> [GIVEN PROBLEM]: Please count the lines in the entries below that contain the string "spoon", and reply with only that number.

▼

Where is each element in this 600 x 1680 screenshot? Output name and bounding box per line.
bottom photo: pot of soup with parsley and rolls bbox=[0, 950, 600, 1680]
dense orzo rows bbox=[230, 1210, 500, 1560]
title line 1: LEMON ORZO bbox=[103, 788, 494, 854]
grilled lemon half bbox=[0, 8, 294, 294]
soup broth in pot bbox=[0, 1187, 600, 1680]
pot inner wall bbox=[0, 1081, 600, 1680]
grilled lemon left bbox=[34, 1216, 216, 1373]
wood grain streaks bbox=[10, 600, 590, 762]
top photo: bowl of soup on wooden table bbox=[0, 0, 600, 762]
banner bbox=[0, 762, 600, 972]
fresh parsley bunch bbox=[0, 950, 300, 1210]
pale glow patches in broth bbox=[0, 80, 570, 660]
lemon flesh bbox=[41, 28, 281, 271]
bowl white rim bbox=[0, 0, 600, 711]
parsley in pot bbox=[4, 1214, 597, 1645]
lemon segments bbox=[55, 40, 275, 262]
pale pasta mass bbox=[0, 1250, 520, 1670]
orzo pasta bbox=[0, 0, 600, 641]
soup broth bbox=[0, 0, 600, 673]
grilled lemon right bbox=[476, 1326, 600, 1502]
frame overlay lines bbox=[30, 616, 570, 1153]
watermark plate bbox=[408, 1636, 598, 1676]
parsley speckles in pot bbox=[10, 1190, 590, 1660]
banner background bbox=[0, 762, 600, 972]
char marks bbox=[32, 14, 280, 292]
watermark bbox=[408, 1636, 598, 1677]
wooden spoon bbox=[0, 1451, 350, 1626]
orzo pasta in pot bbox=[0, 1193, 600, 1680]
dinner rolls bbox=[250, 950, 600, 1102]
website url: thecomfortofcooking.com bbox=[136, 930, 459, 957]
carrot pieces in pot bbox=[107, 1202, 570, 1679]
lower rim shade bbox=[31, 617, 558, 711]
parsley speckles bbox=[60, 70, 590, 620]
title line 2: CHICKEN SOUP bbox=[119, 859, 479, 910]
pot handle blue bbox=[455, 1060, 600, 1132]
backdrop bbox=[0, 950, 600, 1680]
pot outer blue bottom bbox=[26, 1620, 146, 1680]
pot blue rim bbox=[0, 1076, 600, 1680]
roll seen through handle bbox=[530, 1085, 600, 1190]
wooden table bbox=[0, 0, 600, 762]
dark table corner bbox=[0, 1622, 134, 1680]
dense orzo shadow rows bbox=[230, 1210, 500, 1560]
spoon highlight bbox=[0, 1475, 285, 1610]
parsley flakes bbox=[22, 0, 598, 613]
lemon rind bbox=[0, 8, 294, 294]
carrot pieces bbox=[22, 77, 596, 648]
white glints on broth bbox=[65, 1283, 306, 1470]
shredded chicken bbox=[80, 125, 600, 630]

▲

> [ANSWER TO THE TASK]: 2